• **What is being asked**: Transcribe the whole listing without a single picture.

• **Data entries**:
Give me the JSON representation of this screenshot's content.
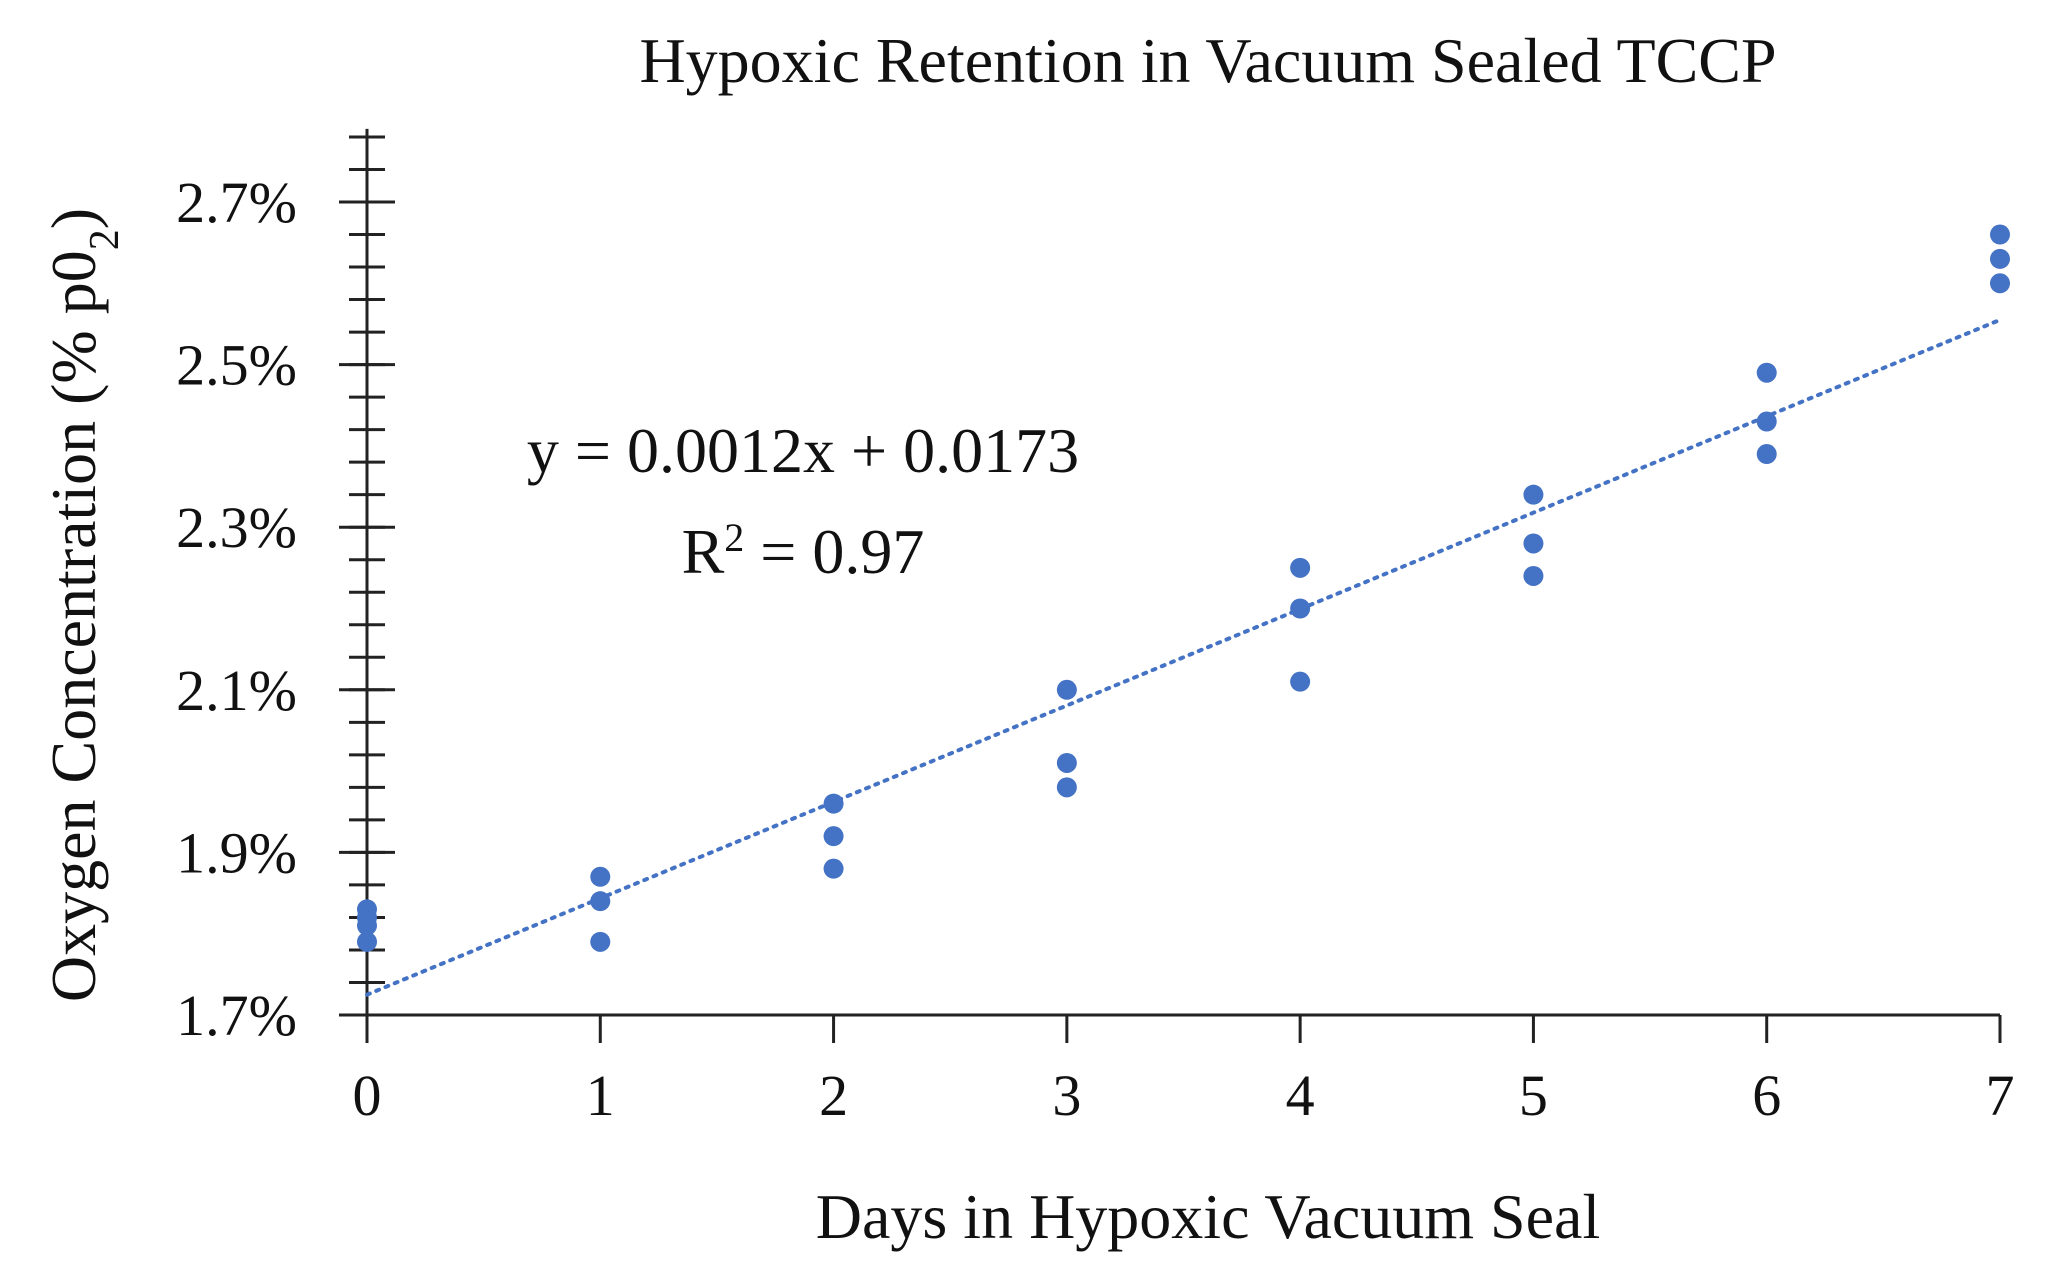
{
  "chart_data": {
    "type": "scatter",
    "title": "Hypoxic Retention in Vacuum Sealed TCCP",
    "xlabel": "Days in Hypoxic Vacuum Seal",
    "ylabel_main": "Oxygen Concentration (% p0",
    "ylabel_sub": "2",
    "ylabel_end": ")",
    "xlim": [
      0,
      7
    ],
    "ylim": [
      1.7,
      2.8
    ],
    "x_ticks": [
      "0",
      "1",
      "2",
      "3",
      "4",
      "5",
      "6",
      "7"
    ],
    "y_ticks": [
      {
        "value": 1.7,
        "label": "1.7%"
      },
      {
        "value": 1.9,
        "label": "1.9%"
      },
      {
        "value": 2.1,
        "label": "2.1%"
      },
      {
        "value": 2.3,
        "label": "2.3%"
      },
      {
        "value": 2.5,
        "label": "2.5%"
      },
      {
        "value": 2.7,
        "label": "2.7%"
      }
    ],
    "y_minor_step": 0.04,
    "series": [
      {
        "color": "#4472C4",
        "x": [
          0,
          0,
          0,
          0,
          1,
          1,
          1,
          2,
          2,
          2,
          3,
          3,
          3,
          4,
          4,
          4,
          5,
          5,
          5,
          6,
          6,
          6,
          7,
          7,
          7
        ],
        "y": [
          1.83,
          1.82,
          1.81,
          1.79,
          1.87,
          1.84,
          1.79,
          1.96,
          1.92,
          1.88,
          2.1,
          2.01,
          1.98,
          2.25,
          2.2,
          2.11,
          2.34,
          2.28,
          2.24,
          2.49,
          2.43,
          2.39,
          2.66,
          2.63,
          2.6
        ]
      }
    ],
    "trendline": {
      "type": "linear",
      "color": "#4472C4",
      "x_start": 0,
      "x_end": 7,
      "y_start": 1.725,
      "y_end": 2.555
    },
    "annotations": {
      "equation": "y = 0.0012x + 0.0173",
      "r2_label": "R",
      "r2_sup": "2",
      "r2_value": " = 0.97"
    },
    "grid": false
  }
}
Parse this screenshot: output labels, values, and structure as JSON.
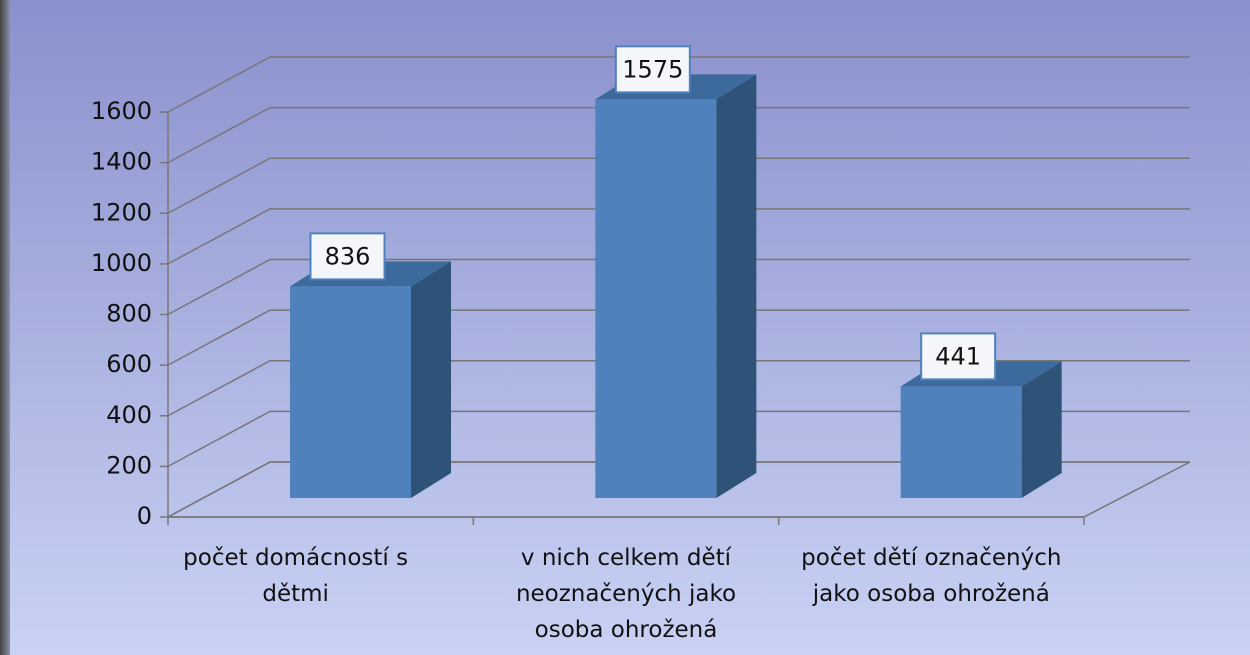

• **Expected output**:
Give me the JSON representation of this screenshot's content.
{
  "chart_data": {
    "type": "scatter",
    "title": "Hypoxic Retention in Vacuum Sealed TCCP",
    "xlabel": "Days in Hypoxic Vacuum Seal",
    "ylabel_main": "Oxygen Concentration (% p0",
    "ylabel_sub": "2",
    "ylabel_end": ")",
    "xlim": [
      0,
      7
    ],
    "ylim": [
      1.7,
      2.8
    ],
    "x_ticks": [
      "0",
      "1",
      "2",
      "3",
      "4",
      "5",
      "6",
      "7"
    ],
    "y_ticks": [
      {
        "value": 1.7,
        "label": "1.7%"
      },
      {
        "value": 1.9,
        "label": "1.9%"
      },
      {
        "value": 2.1,
        "label": "2.1%"
      },
      {
        "value": 2.3,
        "label": "2.3%"
      },
      {
        "value": 2.5,
        "label": "2.5%"
      },
      {
        "value": 2.7,
        "label": "2.7%"
      }
    ],
    "y_minor_step": 0.04,
    "series": [
      {
        "color": "#4472C4",
        "x": [
          0,
          0,
          0,
          0,
          1,
          1,
          1,
          2,
          2,
          2,
          3,
          3,
          3,
          4,
          4,
          4,
          5,
          5,
          5,
          6,
          6,
          6,
          7,
          7,
          7
        ],
        "y": [
          1.83,
          1.82,
          1.81,
          1.79,
          1.87,
          1.84,
          1.79,
          1.96,
          1.92,
          1.88,
          2.1,
          2.01,
          1.98,
          2.25,
          2.2,
          2.11,
          2.34,
          2.28,
          2.24,
          2.49,
          2.43,
          2.39,
          2.66,
          2.63,
          2.6
        ]
      }
    ],
    "trendline": {
      "type": "linear",
      "color": "#4472C4",
      "x_start": 0,
      "x_end": 7,
      "y_start": 1.725,
      "y_end": 2.555
    },
    "annotations": {
      "equation": "y = 0.0012x + 0.0173",
      "r2_label": "R",
      "r2_sup": "2",
      "r2_value": " = 0.97"
    },
    "grid": false
  }
}
Parse this screenshot: output labels, values, and structure as JSON.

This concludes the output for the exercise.